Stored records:
START

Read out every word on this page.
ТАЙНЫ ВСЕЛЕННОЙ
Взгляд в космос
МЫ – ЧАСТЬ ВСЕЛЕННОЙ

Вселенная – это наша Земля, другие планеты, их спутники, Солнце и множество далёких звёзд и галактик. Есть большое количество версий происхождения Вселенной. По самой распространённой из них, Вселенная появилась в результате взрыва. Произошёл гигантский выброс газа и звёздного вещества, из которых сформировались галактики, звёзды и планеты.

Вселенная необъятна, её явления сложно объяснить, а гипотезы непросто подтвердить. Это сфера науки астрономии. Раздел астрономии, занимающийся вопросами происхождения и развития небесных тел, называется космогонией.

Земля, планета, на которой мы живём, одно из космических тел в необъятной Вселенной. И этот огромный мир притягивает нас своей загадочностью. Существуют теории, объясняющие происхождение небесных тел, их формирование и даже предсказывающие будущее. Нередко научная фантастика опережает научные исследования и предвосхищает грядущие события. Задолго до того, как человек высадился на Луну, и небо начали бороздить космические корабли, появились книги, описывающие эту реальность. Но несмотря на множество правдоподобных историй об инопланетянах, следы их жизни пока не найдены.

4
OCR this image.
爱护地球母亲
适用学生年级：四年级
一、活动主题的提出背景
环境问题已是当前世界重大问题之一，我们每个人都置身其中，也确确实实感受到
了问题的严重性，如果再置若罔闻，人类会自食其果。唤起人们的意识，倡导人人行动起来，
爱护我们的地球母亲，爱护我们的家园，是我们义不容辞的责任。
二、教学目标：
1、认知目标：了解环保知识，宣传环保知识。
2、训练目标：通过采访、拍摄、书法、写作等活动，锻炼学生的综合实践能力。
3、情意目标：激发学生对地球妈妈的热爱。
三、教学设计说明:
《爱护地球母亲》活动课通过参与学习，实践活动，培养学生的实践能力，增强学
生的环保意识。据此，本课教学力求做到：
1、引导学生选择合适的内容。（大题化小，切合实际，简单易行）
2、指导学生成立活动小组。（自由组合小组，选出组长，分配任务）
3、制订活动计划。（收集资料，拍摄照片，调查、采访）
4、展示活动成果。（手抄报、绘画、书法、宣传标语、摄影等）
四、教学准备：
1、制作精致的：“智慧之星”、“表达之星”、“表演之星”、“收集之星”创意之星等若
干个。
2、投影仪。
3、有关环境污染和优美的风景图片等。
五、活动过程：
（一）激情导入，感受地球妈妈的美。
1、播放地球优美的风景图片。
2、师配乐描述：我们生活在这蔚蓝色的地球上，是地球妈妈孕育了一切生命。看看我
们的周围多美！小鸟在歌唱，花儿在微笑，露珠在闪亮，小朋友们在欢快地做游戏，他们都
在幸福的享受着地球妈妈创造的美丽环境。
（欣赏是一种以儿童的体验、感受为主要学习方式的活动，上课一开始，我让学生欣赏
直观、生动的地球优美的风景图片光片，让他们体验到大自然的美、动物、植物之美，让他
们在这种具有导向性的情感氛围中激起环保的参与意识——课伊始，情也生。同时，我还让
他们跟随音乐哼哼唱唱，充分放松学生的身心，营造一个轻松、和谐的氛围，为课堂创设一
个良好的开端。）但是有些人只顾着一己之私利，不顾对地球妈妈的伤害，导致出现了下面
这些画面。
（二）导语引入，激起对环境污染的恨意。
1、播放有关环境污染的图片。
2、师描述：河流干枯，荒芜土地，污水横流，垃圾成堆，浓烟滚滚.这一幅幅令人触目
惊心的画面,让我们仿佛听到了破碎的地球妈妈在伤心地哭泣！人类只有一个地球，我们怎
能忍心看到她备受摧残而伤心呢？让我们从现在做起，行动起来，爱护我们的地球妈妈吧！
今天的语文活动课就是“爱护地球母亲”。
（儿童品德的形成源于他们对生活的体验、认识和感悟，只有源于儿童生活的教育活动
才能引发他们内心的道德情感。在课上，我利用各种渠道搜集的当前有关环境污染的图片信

END

**WHAT YOU ARE ASKED TO DO:** Pull out every line of the entries that includes the word "this".

**THE SOLUTION:**
Read out every word on this page.
OCR this image.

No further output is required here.